__Exercise instructions__. For the material that follows, list every line containing the word "structured".
**** Material for this exercise
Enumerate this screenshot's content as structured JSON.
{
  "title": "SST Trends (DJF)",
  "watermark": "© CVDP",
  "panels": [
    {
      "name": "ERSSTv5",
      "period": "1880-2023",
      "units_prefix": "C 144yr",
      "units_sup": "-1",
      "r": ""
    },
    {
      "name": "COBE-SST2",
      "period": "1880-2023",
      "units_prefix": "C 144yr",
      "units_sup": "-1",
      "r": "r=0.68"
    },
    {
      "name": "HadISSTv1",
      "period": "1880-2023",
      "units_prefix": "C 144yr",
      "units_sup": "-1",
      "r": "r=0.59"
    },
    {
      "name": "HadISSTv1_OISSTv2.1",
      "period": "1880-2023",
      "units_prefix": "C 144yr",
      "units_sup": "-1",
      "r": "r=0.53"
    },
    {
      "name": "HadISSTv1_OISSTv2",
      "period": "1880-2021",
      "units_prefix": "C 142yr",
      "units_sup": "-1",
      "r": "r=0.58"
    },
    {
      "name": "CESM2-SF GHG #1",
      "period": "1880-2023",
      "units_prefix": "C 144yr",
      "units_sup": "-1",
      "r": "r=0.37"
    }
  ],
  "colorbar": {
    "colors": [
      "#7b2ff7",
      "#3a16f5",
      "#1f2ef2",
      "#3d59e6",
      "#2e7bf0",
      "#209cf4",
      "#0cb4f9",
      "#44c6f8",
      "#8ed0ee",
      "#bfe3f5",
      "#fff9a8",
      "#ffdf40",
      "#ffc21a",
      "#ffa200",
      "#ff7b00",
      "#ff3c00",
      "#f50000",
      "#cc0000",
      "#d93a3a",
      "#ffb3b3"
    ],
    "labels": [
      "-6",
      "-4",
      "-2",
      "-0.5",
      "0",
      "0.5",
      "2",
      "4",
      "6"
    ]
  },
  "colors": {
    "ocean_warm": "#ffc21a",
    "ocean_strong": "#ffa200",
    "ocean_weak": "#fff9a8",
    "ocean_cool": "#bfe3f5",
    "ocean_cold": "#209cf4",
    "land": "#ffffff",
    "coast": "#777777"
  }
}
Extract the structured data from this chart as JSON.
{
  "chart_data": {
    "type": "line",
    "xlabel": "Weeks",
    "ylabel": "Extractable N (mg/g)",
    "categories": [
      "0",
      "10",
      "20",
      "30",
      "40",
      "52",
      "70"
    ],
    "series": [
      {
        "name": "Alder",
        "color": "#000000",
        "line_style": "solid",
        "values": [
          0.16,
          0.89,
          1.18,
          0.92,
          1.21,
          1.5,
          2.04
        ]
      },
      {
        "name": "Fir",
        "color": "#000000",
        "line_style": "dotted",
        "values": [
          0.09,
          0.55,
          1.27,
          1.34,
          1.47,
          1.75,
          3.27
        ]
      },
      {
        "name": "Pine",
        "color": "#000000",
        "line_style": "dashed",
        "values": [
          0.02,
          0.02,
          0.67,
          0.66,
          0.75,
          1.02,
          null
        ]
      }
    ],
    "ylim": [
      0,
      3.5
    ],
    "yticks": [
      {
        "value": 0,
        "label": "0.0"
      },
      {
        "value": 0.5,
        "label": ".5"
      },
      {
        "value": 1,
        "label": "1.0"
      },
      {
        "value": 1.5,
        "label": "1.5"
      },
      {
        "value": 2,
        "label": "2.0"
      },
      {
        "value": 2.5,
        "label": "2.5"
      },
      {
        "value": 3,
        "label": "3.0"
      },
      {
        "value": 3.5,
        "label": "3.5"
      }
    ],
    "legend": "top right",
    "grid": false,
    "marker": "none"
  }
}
********
__Answer for the task__.
Enumerate this screenshot's content as structured JSON.
Extract the structured data from this chart as JSON.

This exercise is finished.